WORK REQUEST :: Which lines of the entries below contain the string "Positive"? Copy each one.

_____

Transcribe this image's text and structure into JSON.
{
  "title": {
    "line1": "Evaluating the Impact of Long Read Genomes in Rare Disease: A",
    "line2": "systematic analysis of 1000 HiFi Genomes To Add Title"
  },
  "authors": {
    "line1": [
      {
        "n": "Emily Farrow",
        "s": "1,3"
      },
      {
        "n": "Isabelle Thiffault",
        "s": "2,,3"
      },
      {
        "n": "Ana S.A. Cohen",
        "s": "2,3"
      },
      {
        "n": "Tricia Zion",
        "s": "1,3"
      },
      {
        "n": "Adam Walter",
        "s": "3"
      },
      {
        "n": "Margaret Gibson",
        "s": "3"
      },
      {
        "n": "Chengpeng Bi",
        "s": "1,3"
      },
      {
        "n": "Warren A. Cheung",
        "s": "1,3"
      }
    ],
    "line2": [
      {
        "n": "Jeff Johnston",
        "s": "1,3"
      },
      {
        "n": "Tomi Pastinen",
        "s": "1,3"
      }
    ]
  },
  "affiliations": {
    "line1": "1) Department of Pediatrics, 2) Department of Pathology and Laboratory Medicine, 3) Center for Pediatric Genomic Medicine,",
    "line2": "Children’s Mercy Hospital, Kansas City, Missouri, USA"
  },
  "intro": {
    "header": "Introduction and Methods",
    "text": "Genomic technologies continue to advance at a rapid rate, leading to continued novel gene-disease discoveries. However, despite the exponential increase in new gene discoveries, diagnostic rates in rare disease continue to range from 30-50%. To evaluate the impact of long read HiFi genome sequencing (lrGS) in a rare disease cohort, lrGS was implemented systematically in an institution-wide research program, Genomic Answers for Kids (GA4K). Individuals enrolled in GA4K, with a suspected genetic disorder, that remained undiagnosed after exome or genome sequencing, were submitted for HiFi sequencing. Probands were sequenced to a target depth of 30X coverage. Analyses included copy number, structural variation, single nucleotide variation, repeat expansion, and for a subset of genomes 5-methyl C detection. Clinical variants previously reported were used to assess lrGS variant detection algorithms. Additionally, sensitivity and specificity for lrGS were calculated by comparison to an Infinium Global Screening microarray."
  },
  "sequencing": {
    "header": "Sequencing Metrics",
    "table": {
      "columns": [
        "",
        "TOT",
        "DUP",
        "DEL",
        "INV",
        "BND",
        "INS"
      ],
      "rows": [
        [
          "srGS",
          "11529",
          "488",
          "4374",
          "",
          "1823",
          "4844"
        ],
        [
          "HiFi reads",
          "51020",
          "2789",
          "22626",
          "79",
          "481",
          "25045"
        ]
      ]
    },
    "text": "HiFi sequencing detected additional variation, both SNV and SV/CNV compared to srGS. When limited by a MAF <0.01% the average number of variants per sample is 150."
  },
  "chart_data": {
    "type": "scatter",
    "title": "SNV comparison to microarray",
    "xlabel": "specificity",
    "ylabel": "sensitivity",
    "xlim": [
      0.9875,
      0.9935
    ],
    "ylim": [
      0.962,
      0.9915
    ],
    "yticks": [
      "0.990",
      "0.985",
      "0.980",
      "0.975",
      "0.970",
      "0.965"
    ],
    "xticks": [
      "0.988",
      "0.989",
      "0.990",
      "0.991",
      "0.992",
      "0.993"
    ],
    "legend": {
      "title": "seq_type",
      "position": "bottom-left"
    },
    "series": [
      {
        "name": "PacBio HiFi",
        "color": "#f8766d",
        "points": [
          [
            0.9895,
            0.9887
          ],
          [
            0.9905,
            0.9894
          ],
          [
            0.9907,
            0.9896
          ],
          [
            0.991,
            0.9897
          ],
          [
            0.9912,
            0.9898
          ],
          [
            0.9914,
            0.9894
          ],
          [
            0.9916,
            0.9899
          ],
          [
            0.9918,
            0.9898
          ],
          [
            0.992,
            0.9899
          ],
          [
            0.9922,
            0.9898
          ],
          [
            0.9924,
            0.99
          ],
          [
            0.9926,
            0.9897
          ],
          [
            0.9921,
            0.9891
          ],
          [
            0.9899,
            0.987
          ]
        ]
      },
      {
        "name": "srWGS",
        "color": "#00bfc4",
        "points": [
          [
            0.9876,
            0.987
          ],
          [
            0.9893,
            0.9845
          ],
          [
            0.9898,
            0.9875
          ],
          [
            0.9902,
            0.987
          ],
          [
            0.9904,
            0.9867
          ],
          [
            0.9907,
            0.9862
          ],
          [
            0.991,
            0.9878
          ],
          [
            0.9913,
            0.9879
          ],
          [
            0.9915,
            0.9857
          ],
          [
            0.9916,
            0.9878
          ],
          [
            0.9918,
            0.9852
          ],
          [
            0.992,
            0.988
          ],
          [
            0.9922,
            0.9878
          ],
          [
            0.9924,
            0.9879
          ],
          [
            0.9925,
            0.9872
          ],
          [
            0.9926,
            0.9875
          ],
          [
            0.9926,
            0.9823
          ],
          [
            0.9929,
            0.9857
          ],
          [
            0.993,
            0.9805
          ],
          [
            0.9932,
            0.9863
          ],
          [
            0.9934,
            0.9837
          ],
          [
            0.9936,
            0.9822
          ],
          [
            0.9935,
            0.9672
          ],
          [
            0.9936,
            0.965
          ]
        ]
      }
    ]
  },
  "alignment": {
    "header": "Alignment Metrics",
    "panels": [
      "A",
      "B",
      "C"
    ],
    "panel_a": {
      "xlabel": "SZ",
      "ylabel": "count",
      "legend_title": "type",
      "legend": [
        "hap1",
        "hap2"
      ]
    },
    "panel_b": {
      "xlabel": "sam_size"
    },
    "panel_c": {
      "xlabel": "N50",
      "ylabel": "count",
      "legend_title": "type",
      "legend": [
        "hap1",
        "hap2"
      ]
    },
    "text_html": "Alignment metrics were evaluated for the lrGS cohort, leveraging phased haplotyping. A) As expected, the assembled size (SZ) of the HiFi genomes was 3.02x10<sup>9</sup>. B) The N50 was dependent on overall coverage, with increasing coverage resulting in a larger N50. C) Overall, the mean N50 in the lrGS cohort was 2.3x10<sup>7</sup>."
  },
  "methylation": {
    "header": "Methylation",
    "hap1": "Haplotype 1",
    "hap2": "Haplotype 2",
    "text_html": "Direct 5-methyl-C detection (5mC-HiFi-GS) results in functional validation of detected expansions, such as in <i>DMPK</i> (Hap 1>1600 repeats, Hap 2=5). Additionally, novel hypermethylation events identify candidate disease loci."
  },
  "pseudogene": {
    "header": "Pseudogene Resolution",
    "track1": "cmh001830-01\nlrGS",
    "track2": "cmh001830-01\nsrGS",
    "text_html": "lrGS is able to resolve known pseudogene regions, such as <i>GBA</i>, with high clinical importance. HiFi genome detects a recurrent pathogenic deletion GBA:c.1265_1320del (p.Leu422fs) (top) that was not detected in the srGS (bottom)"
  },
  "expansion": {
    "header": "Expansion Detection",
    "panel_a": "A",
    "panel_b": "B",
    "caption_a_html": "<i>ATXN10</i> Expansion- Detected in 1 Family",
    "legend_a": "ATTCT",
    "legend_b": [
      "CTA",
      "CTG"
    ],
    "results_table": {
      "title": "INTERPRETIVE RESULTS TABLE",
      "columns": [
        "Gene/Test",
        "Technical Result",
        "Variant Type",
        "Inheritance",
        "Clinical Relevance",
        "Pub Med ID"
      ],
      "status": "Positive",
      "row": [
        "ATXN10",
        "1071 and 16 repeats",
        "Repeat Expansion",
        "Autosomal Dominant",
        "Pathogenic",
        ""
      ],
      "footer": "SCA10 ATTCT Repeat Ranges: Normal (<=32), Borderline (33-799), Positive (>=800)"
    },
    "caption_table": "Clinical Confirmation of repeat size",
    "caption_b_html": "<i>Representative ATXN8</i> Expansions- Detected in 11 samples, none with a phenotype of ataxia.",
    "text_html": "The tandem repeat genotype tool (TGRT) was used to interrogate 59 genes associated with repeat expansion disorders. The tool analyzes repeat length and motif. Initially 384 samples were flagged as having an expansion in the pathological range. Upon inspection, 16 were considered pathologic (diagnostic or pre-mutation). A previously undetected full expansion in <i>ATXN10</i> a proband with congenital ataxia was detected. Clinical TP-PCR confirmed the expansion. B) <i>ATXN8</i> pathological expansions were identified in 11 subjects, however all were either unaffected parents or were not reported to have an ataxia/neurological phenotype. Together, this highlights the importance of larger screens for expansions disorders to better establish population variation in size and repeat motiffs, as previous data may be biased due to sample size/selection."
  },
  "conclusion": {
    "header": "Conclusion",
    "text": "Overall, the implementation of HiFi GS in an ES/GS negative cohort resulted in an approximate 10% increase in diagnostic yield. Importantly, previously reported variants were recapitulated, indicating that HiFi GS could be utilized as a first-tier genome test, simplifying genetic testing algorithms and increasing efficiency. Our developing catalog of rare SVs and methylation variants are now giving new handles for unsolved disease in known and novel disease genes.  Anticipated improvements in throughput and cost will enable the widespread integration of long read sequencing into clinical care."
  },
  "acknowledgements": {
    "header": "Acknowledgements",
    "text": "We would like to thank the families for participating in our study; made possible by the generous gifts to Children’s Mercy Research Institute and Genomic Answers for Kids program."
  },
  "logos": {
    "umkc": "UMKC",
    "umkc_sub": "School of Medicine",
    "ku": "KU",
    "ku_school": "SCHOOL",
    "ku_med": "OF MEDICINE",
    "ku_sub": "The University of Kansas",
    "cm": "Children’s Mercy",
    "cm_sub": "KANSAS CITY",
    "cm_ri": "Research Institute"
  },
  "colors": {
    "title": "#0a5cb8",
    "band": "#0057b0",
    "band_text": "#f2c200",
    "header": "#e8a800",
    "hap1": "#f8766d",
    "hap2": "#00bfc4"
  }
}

_____

ANSWER AREA ::
      "status": "Positive",
      "footer": "SCA10 ATTCT Repeat Ranges: Normal (<=32), Borderline (33-799), Positive (>=800)"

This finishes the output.